* [Exercise task]:
Only the number is wanted: how many lines in the data contain "image"?

──────────────────────────────

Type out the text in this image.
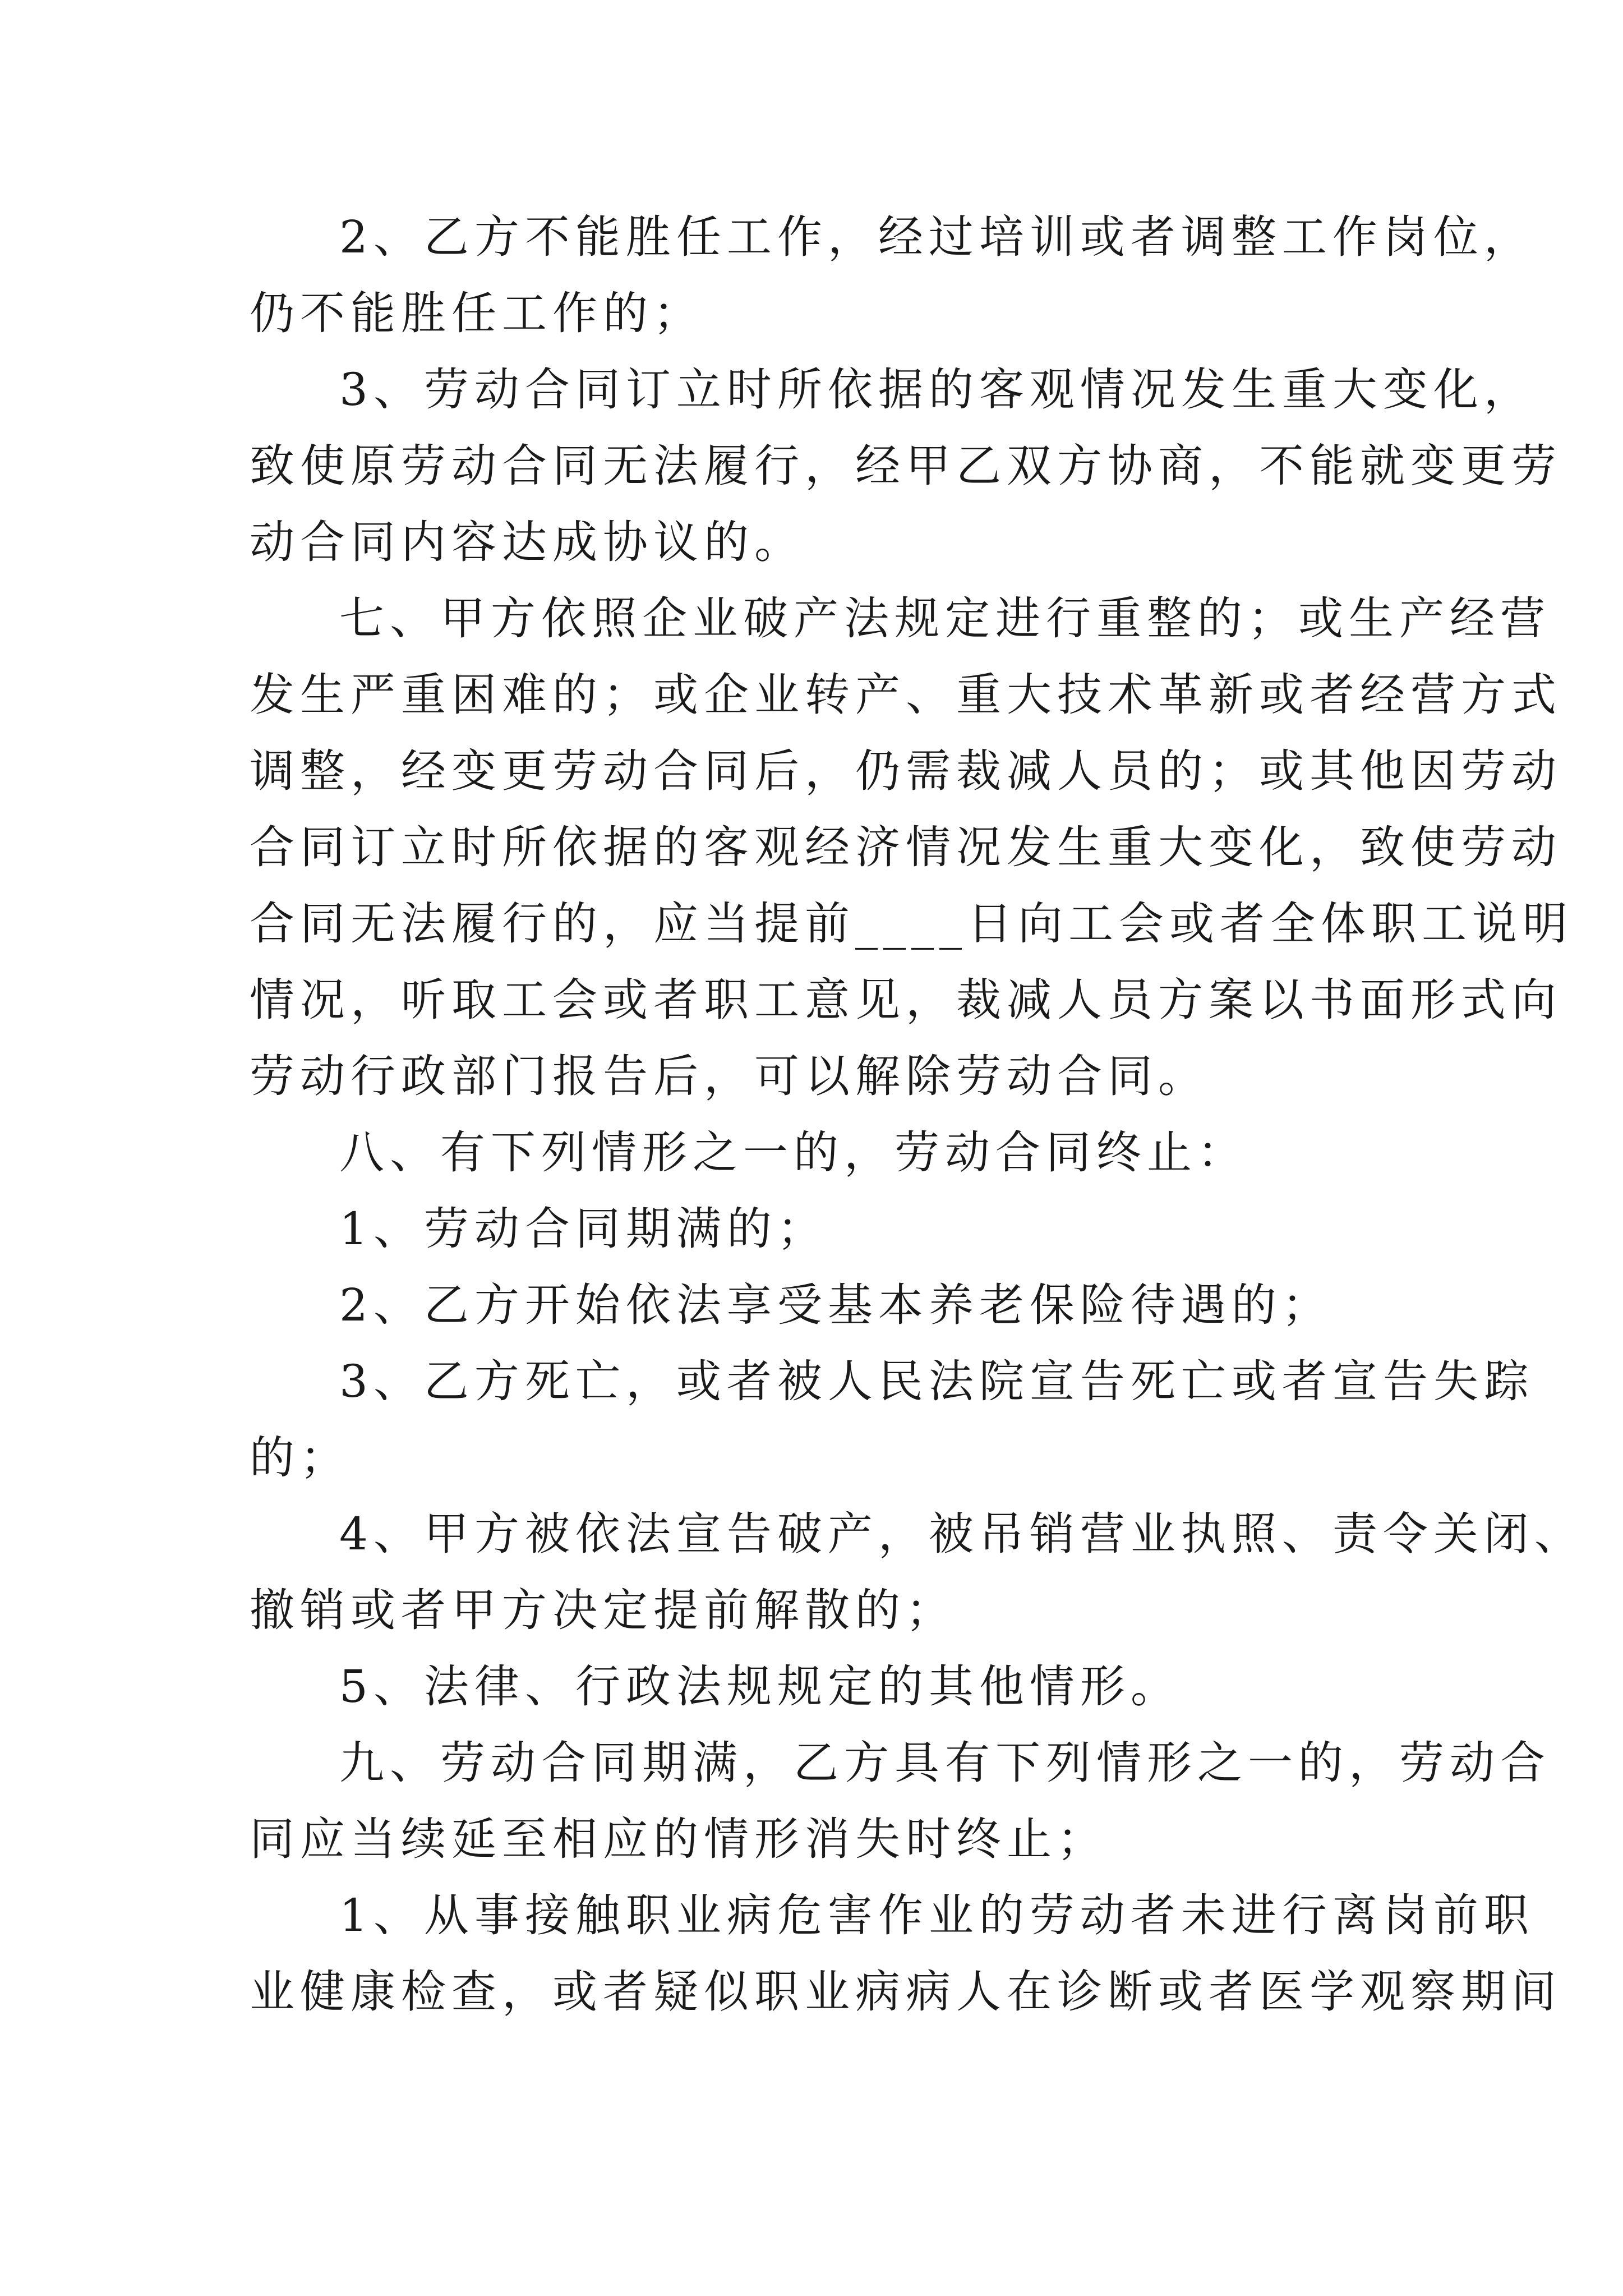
2、乙方不能胜任工作，经过培训或者调整工作岗位，
仍不能胜任工作的；
3、劳动合同订立时所依据的客观情况发生重大变化，
致使原劳动合同无法履行，经甲乙双方协商，不能就变更劳
动合同内容达成协议的。
七、甲方依照企业破产法规定进行重整的；或生产经营
发生严重困难的；或企业转产、重大技术革新或者经营方式
调整，经变更劳动合同后，仍需裁减人员的；或其他因劳动
合同订立时所依据的客观经济情况发生重大变化，致使劳动
合同无法履行的，应当提前____日向工会或者全体职工说明
情况，听取工会或者职工意见，裁减人员方案以书面形式向
劳动行政部门报告后，可以解除劳动合同。
八、有下列情形之一的，劳动合同终止：
1、劳动合同期满的；
2、乙方开始依法享受基本养老保险待遇的；
3、乙方死亡，或者被人民法院宣告死亡或者宣告失踪
的；
4、甲方被依法宣告破产，被吊销营业执照、责令关闭、
撤销或者甲方决定提前解散的；
5、法律、行政法规规定的其他情形。
九、劳动合同期满，乙方具有下列情形之一的，劳动合
同应当续延至相应的情形消失时终止；
1、从事接触职业病危害作业的劳动者未进行离岗前职
业健康检查，或者疑似职业病病人在诊断或者医学观察期间
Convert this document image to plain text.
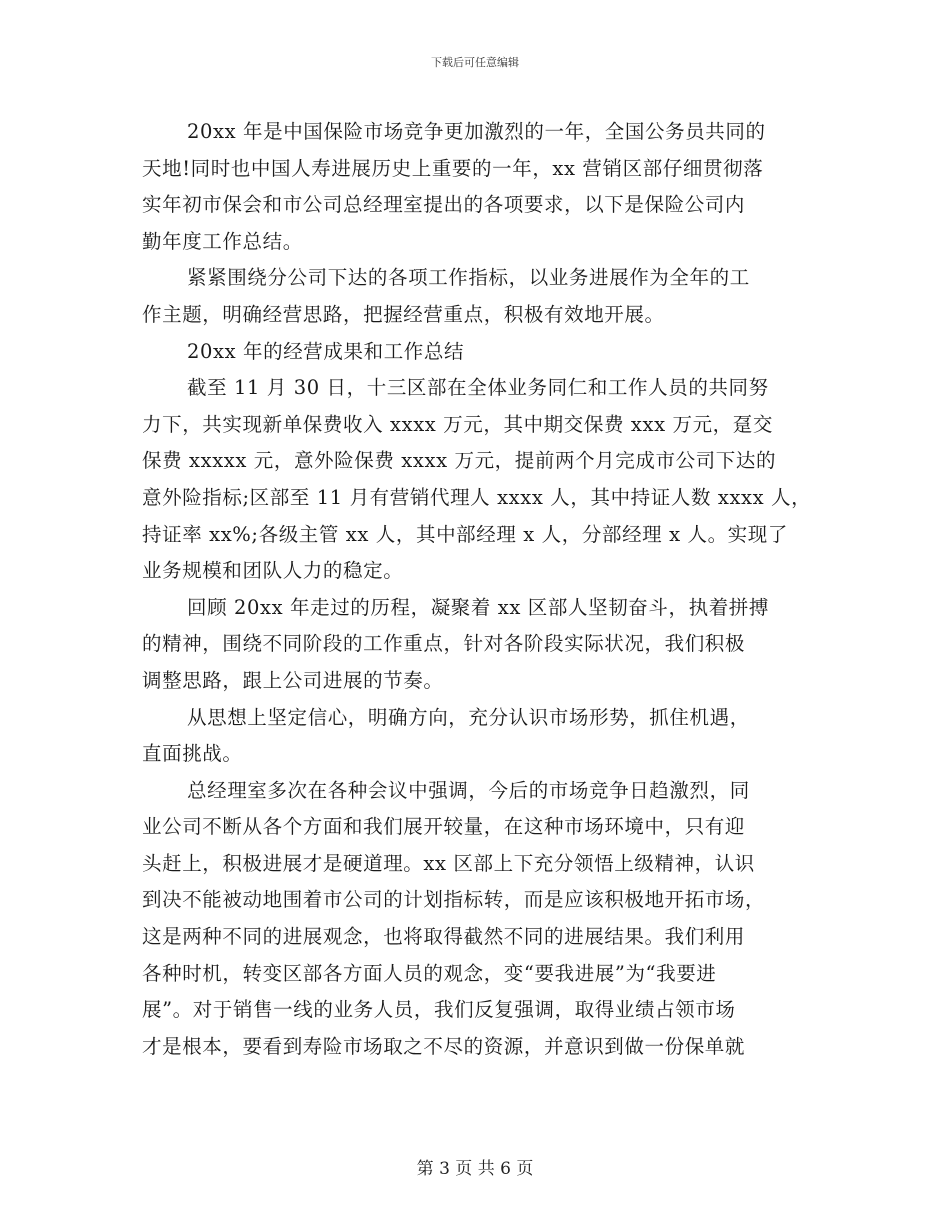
下载后可任意编辑
20xx 年是中国保险市场竞争更加激烈的一年，全国公务员共同的
天地!同时也中国人寿进展历史上重要的一年，xx 营销区部仔细贯彻落
实年初市保会和市公司总经理室提出的各项要求，以下是保险公司内
勤年度工作总结。
紧紧围绕分公司下达的各项工作指标，以业务进展作为全年的工
作主题，明确经营思路，把握经营重点，积极有效地开展。
20xx 年的经营成果和工作总结
截至 11 月 30 日，十三区部在全体业务同仁和工作人员的共同努
力下，共实现新单保费收入 xxxx 万元，其中期交保费 xxx 万元，趸交
保费 xxxxx 元，意外险保费 xxxx 万元，提前两个月完成市公司下达的
意外险指标;区部至 11 月有营销代理人 xxxx 人，其中持证人数 xxxx 人，
持证率 xx%;各级主管 xx 人，其中部经理 x 人，分部经理 x 人。实现了
业务规模和团队人力的稳定。
回顾 20xx 年走过的历程，凝聚着 xx 区部人坚韧奋斗，执着拼搏
的精神，围绕不同阶段的工作重点，针对各阶段实际状况，我们积极
调整思路，跟上公司进展的节奏。
从思想上坚定信心，明确方向，充分认识市场形势，抓住机遇，
直面挑战。
总经理室多次在各种会议中强调，今后的市场竞争日趋激烈，同
业公司不断从各个方面和我们展开较量，在这种市场环境中，只有迎
头赶上，积极进展才是硬道理。xx 区部上下充分领悟上级精神，认识
到决不能被动地围着市公司的计划指标转，而是应该积极地开拓市场，
这是两种不同的进展观念，也将取得截然不同的进展结果。我们利用
各种时机，转变区部各方面人员的观念，变“要我进展”为“我要进
展”。对于销售一线的业务人员，我们反复强调，取得业绩占领市场
才是根本，要看到寿险市场取之不尽的资源，并意识到做一份保单就
第 3 页 共 6 页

──────────────────────────────

* [Solution to the exercise]:
2